WORK TO BE COMPLETED:
Look through the lines and report how many include the word "from", giving nothing but the number.
==== WORKING DATA ====
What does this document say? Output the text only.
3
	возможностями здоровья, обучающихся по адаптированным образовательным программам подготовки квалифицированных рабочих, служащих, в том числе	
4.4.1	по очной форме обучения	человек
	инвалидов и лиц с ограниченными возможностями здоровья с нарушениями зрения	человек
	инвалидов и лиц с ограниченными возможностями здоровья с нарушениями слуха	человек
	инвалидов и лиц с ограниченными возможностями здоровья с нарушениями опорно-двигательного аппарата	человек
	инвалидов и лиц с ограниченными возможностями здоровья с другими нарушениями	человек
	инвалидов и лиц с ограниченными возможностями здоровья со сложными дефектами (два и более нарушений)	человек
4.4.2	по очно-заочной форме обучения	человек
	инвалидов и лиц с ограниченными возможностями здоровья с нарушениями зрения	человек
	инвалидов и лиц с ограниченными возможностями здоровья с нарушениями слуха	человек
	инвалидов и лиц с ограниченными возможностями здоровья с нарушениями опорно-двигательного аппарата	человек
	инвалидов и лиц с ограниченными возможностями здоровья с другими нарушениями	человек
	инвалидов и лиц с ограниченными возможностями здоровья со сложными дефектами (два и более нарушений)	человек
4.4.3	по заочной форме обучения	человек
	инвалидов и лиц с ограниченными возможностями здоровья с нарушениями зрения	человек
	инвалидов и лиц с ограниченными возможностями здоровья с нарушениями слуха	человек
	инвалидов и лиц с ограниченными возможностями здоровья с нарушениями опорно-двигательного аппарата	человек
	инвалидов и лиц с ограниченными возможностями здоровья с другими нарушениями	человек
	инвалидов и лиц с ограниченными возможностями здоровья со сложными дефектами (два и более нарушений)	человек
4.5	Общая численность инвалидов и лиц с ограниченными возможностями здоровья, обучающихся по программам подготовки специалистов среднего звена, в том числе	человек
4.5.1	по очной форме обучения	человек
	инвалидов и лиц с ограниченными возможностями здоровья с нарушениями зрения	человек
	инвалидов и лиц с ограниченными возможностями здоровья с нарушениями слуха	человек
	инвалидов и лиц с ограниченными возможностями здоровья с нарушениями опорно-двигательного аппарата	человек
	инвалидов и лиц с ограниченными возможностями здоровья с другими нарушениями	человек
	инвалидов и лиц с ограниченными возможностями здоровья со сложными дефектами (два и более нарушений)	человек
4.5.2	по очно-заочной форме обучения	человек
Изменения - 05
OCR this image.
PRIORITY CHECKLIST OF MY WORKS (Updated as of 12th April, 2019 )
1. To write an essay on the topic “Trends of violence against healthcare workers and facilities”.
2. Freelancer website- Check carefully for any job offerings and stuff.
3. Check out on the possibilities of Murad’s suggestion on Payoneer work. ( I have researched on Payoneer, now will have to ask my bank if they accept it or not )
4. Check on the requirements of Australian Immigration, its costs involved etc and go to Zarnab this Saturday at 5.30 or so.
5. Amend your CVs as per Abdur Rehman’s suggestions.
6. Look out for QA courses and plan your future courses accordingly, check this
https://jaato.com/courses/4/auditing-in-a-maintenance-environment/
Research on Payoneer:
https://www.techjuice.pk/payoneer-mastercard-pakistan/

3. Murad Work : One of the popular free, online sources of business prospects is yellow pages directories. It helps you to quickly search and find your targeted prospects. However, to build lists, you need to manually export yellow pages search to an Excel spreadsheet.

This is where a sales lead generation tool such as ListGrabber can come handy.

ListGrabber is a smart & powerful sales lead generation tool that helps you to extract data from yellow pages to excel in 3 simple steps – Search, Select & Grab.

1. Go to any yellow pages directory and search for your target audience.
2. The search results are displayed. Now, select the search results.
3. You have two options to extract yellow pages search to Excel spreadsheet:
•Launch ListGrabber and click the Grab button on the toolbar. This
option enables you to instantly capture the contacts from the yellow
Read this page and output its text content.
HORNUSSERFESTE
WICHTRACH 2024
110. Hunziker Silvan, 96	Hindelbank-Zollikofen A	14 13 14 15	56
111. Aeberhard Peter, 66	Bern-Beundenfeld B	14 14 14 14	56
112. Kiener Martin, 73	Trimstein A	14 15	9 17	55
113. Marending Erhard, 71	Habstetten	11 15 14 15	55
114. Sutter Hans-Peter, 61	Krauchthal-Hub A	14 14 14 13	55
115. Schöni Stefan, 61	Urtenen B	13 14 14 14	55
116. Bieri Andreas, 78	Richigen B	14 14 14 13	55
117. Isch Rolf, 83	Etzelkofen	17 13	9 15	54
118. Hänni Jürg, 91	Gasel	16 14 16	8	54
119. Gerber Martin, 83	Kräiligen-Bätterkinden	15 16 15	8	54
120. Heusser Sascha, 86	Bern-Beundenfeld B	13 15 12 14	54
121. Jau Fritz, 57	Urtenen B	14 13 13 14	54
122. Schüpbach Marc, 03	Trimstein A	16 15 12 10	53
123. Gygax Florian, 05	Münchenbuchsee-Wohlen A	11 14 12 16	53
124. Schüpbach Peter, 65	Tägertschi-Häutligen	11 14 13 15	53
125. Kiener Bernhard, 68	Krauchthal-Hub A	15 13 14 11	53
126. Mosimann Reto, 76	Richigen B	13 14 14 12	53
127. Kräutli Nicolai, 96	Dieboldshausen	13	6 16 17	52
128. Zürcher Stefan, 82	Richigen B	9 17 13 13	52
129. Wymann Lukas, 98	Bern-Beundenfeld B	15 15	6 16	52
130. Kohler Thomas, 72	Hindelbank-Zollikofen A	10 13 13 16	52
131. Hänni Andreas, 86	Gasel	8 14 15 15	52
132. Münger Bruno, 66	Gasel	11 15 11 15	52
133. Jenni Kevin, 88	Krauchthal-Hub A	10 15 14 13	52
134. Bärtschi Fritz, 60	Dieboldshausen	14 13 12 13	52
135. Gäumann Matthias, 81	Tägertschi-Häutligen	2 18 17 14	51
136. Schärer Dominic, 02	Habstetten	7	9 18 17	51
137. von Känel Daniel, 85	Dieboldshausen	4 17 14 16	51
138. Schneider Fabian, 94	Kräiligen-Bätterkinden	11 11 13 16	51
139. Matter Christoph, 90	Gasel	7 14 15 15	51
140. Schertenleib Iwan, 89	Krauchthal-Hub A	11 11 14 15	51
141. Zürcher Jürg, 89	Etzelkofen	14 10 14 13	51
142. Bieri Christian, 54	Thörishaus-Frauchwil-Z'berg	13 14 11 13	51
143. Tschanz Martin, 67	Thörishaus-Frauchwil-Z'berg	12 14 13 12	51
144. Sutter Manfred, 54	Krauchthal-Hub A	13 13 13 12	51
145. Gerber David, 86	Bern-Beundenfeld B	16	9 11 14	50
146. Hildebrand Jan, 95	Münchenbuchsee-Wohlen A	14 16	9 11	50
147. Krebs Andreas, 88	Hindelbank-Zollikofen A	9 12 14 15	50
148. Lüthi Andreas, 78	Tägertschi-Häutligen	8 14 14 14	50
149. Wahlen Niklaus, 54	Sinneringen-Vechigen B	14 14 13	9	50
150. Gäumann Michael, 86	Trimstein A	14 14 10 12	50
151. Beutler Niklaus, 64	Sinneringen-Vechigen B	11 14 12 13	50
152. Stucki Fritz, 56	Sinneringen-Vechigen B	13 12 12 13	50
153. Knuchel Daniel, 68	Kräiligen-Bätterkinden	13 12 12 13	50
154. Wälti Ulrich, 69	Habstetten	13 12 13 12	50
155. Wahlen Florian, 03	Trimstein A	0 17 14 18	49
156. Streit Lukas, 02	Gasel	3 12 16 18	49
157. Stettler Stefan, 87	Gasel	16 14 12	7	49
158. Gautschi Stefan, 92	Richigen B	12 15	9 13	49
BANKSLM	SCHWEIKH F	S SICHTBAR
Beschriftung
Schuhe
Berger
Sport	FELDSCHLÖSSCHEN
====
THE RESULT:
2